Here are some records; return them all exactly.

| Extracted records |
%%
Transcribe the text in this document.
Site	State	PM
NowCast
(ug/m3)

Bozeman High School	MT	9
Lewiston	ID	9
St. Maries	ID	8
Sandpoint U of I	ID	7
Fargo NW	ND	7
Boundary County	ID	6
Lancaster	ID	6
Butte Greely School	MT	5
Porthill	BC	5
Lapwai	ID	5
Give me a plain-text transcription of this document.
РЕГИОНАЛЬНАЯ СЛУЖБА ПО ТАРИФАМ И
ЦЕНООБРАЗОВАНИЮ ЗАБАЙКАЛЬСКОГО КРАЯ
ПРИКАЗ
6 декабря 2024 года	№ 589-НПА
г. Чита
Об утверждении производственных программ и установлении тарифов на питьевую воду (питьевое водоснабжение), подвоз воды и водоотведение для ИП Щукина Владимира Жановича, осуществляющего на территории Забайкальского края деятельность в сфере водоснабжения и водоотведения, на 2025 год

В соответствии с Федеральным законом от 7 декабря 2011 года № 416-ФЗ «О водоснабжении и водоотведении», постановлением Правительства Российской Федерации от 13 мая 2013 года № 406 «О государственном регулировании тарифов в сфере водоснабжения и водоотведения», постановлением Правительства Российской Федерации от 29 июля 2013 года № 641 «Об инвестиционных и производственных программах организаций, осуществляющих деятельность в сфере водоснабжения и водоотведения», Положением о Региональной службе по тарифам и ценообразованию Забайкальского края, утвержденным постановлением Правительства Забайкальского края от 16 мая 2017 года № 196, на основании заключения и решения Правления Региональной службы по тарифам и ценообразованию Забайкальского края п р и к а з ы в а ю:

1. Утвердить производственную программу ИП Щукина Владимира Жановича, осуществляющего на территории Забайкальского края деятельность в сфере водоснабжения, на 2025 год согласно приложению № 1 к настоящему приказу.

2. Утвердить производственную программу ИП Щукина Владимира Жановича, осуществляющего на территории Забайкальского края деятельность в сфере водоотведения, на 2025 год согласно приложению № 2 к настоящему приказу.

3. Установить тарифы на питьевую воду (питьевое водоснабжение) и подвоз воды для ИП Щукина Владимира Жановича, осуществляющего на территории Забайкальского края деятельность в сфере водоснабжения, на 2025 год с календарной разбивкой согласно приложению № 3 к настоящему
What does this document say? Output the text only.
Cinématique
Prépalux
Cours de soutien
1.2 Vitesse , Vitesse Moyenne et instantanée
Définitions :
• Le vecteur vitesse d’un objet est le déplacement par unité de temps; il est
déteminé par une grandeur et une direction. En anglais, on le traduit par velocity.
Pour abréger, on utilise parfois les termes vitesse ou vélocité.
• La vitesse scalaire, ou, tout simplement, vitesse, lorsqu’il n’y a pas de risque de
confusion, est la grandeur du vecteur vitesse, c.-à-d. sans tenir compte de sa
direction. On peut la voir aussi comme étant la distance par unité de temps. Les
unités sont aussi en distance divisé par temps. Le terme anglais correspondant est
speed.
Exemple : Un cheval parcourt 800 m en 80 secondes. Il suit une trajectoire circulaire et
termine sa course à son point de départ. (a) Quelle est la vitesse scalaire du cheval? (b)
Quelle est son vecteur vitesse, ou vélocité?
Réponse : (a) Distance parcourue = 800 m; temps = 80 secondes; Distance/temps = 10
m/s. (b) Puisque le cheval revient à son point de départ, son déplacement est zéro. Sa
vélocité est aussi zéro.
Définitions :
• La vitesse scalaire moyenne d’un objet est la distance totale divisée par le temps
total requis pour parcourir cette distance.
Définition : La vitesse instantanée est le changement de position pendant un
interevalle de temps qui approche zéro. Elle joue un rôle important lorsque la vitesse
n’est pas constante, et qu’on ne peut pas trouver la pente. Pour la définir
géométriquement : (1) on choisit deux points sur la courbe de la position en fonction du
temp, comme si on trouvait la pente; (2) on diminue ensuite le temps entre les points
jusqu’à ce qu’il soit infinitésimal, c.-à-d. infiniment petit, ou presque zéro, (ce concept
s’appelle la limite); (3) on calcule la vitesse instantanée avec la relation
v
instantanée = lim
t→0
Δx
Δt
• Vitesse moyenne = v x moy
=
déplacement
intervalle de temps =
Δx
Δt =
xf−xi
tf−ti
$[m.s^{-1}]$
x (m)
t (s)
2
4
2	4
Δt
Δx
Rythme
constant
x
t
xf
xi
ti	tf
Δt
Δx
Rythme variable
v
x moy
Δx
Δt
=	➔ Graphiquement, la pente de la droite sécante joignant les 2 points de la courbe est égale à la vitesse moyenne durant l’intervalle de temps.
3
%%
| Answer |
Transcribe the text in this document.
Site	State	PM
NowCast
(ug/m3)

Bozeman High School	MT	9
Lewiston	ID	9
St. Maries	ID	8
Sandpoint U of I	ID	7
Fargo NW	ND	7
Boundary County	ID	6
Lancaster	ID	6
Butte Greely School	MT	5
Porthill	BC	5
Lapwai	ID	5
Give me a plain-text transcription of this document.
РЕГИОНАЛЬНАЯ СЛУЖБА ПО ТАРИФАМ И
ЦЕНООБРАЗОВАНИЮ ЗАБАЙКАЛЬСКОГО КРАЯ
ПРИКАЗ
6 декабря 2024 года	№ 589-НПА
г. Чита
Об утверждении производственных программ и установлении тарифов на питьевую воду (питьевое водоснабжение), подвоз воды и водоотведение для ИП Щукина Владимира Жановича, осуществляющего на территории Забайкальского края деятельность в сфере водоснабжения и водоотведения, на 2025 год

В соответствии с Федеральным законом от 7 декабря 2011 года № 416-ФЗ «О водоснабжении и водоотведении», постановлением Правительства Российской Федерации от 13 мая 2013 года № 406 «О государственном регулировании тарифов в сфере водоснабжения и водоотведения», постановлением Правительства Российской Федерации от 29 июля 2013 года № 641 «Об инвестиционных и производственных программах организаций, осуществляющих деятельность в сфере водоснабжения и водоотведения», Положением о Региональной службе по тарифам и ценообразованию Забайкальского края, утвержденным постановлением Правительства Забайкальского края от 16 мая 2017 года № 196, на основании заключения и решения Правления Региональной службы по тарифам и ценообразованию Забайкальского края п р и к а з ы в а ю:

1. Утвердить производственную программу ИП Щукина Владимира Жановича, осуществляющего на территории Забайкальского края деятельность в сфере водоснабжения, на 2025 год согласно приложению № 1 к настоящему приказу.

2. Утвердить производственную программу ИП Щукина Владимира Жановича, осуществляющего на территории Забайкальского края деятельность в сфере водоотведения, на 2025 год согласно приложению № 2 к настоящему приказу.

3. Установить тарифы на питьевую воду (питьевое водоснабжение) и подвоз воды для ИП Щукина Владимира Жановича, осуществляющего на территории Забайкальского края деятельность в сфере водоснабжения, на 2025 год с календарной разбивкой согласно приложению № 3 к настоящему
What does this document say? Output the text only.
Cinématique
Prépalux
Cours de soutien
1.2 Vitesse , Vitesse Moyenne et instantanée
Définitions :
• Le vecteur vitesse d’un objet est le déplacement par unité de temps; il est
déteminé par une grandeur et une direction. En anglais, on le traduit par velocity.
Pour abréger, on utilise parfois les termes vitesse ou vélocité.
• La vitesse scalaire, ou, tout simplement, vitesse, lorsqu’il n’y a pas de risque de
confusion, est la grandeur du vecteur vitesse, c.-à-d. sans tenir compte de sa
direction. On peut la voir aussi comme étant la distance par unité de temps. Les
unités sont aussi en distance divisé par temps. Le terme anglais correspondant est
speed.
Exemple : Un cheval parcourt 800 m en 80 secondes. Il suit une trajectoire circulaire et
termine sa course à son point de départ. (a) Quelle est la vitesse scalaire du cheval? (b)
Quelle est son vecteur vitesse, ou vélocité?
Réponse : (a) Distance parcourue = 800 m; temps = 80 secondes; Distance/temps = 10
m/s. (b) Puisque le cheval revient à son point de départ, son déplacement est zéro. Sa
vélocité est aussi zéro.
Définitions :
• La vitesse scalaire moyenne d’un objet est la distance totale divisée par le temps
total requis pour parcourir cette distance.
Définition : La vitesse instantanée est le changement de position pendant un
interevalle de temps qui approche zéro. Elle joue un rôle important lorsque la vitesse
n’est pas constante, et qu’on ne peut pas trouver la pente. Pour la définir
géométriquement : (1) on choisit deux points sur la courbe de la position en fonction du
temp, comme si on trouvait la pente; (2) on diminue ensuite le temps entre les points
jusqu’à ce qu’il soit infinitésimal, c.-à-d. infiniment petit, ou presque zéro, (ce concept
s’appelle la limite); (3) on calcule la vitesse instantanée avec la relation
v
instantanée = lim
t→0
Δx
Δt
• Vitesse moyenne = v x moy
=
déplacement
intervalle de temps =
Δx
Δt =
xf−xi
tf−ti
$[m.s^{-1}]$
x (m)
t (s)
2
4
2	4
Δt
Δx
Rythme
constant
x
t
xf
xi
ti	tf
Δt
Δx
Rythme variable
v
x moy
Δx
Δt
=	➔ Graphiquement, la pente de la droite sécante joignant les 2 points de la courbe est égale à la vitesse moyenne durant l’intervalle de temps.
3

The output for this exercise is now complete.